# Prompt:
Can you transcribe every record below exactly as it appears?

[Recorded data]
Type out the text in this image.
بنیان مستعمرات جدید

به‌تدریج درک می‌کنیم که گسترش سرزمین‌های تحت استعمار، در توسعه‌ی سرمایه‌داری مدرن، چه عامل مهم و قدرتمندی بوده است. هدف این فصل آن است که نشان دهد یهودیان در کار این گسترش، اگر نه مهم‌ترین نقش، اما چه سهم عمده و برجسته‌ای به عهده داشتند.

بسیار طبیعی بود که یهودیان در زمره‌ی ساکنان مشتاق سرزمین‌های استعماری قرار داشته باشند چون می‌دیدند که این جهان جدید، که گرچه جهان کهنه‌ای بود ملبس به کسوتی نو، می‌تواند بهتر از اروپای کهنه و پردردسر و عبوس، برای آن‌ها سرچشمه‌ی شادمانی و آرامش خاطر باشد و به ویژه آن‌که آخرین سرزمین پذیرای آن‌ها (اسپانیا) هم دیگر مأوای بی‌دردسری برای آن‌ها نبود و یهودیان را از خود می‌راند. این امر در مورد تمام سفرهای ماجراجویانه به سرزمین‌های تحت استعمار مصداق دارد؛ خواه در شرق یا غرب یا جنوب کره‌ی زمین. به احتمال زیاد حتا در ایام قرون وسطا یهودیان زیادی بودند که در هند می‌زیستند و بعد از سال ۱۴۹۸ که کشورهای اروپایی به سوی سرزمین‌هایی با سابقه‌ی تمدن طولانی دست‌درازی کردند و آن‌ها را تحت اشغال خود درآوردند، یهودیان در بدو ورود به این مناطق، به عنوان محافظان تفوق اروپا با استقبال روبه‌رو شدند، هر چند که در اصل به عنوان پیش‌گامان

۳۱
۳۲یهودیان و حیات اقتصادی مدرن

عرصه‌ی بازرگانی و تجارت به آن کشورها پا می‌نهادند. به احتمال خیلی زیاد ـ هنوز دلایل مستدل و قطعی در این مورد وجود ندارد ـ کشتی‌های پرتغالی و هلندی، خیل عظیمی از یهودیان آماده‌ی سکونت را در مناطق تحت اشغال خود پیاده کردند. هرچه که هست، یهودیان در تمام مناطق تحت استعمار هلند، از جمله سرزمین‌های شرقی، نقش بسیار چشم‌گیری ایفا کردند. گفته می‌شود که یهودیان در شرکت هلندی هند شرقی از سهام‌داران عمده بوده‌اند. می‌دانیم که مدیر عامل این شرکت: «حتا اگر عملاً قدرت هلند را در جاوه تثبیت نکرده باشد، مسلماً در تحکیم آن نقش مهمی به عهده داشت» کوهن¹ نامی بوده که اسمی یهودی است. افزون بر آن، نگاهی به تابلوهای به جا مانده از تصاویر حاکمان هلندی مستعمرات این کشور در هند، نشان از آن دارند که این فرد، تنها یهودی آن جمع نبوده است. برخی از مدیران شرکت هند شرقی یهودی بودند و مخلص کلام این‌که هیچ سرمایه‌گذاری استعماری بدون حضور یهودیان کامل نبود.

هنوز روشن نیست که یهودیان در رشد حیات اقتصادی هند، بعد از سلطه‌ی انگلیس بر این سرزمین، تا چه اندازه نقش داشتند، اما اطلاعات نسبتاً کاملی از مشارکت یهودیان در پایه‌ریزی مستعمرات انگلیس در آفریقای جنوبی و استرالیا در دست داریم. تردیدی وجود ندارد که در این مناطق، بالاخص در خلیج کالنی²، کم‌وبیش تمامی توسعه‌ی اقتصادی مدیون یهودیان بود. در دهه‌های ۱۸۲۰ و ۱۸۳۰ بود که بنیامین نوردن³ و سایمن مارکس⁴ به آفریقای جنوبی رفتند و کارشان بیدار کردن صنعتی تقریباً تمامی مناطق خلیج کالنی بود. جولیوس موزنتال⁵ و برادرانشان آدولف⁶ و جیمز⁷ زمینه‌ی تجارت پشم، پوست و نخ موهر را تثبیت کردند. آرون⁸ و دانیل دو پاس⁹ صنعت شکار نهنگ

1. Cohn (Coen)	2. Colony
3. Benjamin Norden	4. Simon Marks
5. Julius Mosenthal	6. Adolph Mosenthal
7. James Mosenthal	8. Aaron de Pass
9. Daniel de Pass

# Finished task:
Type out the text in this image.
بنیان مستعمرات جدید

به‌تدریج درک می‌کنیم که گسترش سرزمین‌های تحت استعمار، در توسعه‌ی سرمایه‌داری مدرن، چه عامل مهم و قدرتمندی بوده است. هدف این فصل آن است که نشان دهد یهودیان در کار این گسترش، اگر نه مهم‌ترین نقش، اما چه سهم عمده و برجسته‌ای به عهده داشتند.

بسیار طبیعی بود که یهودیان در زمره‌ی ساکنان مشتاق سرزمین‌های استعماری قرار داشته باشند چون می‌دیدند که این جهان جدید، که گرچه جهان کهنه‌ای بود ملبس به کسوتی نو، می‌تواند بهتر از اروپای کهنه و پردردسر و عبوس، برای آن‌ها سرچشمه‌ی شادمانی و آرامش خاطر باشد و به ویژه آن‌که آخرین سرزمین پذیرای آن‌ها (اسپانیا) هم دیگر مأوای بی‌دردسری برای آن‌ها نبود و یهودیان را از خود می‌راند. این امر در مورد تمام سفرهای ماجراجویانه به سرزمین‌های تحت استعمار مصداق دارد؛ خواه در شرق یا غرب یا جنوب کره‌ی زمین. به احتمال زیاد حتا در ایام قرون وسطا یهودیان زیادی بودند که در هند می‌زیستند و بعد از سال ۱۴۹۸ که کشورهای اروپایی به سوی سرزمین‌هایی با سابقه‌ی تمدن طولانی دست‌درازی کردند و آن‌ها را تحت اشغال خود درآوردند، یهودیان در بدو ورود به این مناطق، به عنوان محافظان تفوق اروپا با استقبال روبه‌رو شدند، هر چند که در اصل به عنوان پیش‌گامان

۳۱
۳۲یهودیان و حیات اقتصادی مدرن

عرصه‌ی بازرگانی و تجارت به آن کشورها پا می‌نهادند. به احتمال خیلی زیاد ـ هنوز دلایل مستدل و قطعی در این مورد وجود ندارد ـ کشتی‌های پرتغالی و هلندی، خیل عظیمی از یهودیان آماده‌ی سکونت را در مناطق تحت اشغال خود پیاده کردند. هرچه که هست، یهودیان در تمام مناطق تحت استعمار هلند، از جمله سرزمین‌های شرقی، نقش بسیار چشم‌گیری ایفا کردند. گفته می‌شود که یهودیان در شرکت هلندی هند شرقی از سهام‌داران عمده بوده‌اند. می‌دانیم که مدیر عامل این شرکت: «حتا اگر عملاً قدرت هلند را در جاوه تثبیت نکرده باشد، مسلماً در تحکیم آن نقش مهمی به عهده داشت» کوهن¹ نامی بوده که اسمی یهودی است. افزون بر آن، نگاهی به تابلوهای به جا مانده از تصاویر حاکمان هلندی مستعمرات این کشور در هند، نشان از آن دارند که این فرد، تنها یهودی آن جمع نبوده است. برخی از مدیران شرکت هند شرقی یهودی بودند و مخلص کلام این‌که هیچ سرمایه‌گذاری استعماری بدون حضور یهودیان کامل نبود.

هنوز روشن نیست که یهودیان در رشد حیات اقتصادی هند، بعد از سلطه‌ی انگلیس بر این سرزمین، تا چه اندازه نقش داشتند، اما اطلاعات نسبتاً کاملی از مشارکت یهودیان در پایه‌ریزی مستعمرات انگلیس در آفریقای جنوبی و استرالیا در دست داریم. تردیدی وجود ندارد که در این مناطق، بالاخص در خلیج کالنی²، کم‌وبیش تمامی توسعه‌ی اقتصادی مدیون یهودیان بود. در دهه‌های ۱۸۲۰ و ۱۸۳۰ بود که بنیامین نوردن³ و سایمن مارکس⁴ به آفریقای جنوبی رفتند و کارشان بیدار کردن صنعتی تقریباً تمامی مناطق خلیج کالنی بود. جولیوس موزنتال⁵ و برادرانشان آدولف⁶ و جیمز⁷ زمینه‌ی تجارت پشم، پوست و نخ موهر را تثبیت کردند. آرون⁸ و دانیل دو پاس⁹ صنعت شکار نهنگ

1. Cohn (Coen)	2. Colony
3. Benjamin Norden	4. Simon Marks
5. Julius Mosenthal	6. Adolph Mosenthal
7. James Mosenthal	8. Aaron de Pass
9. Daniel de Pass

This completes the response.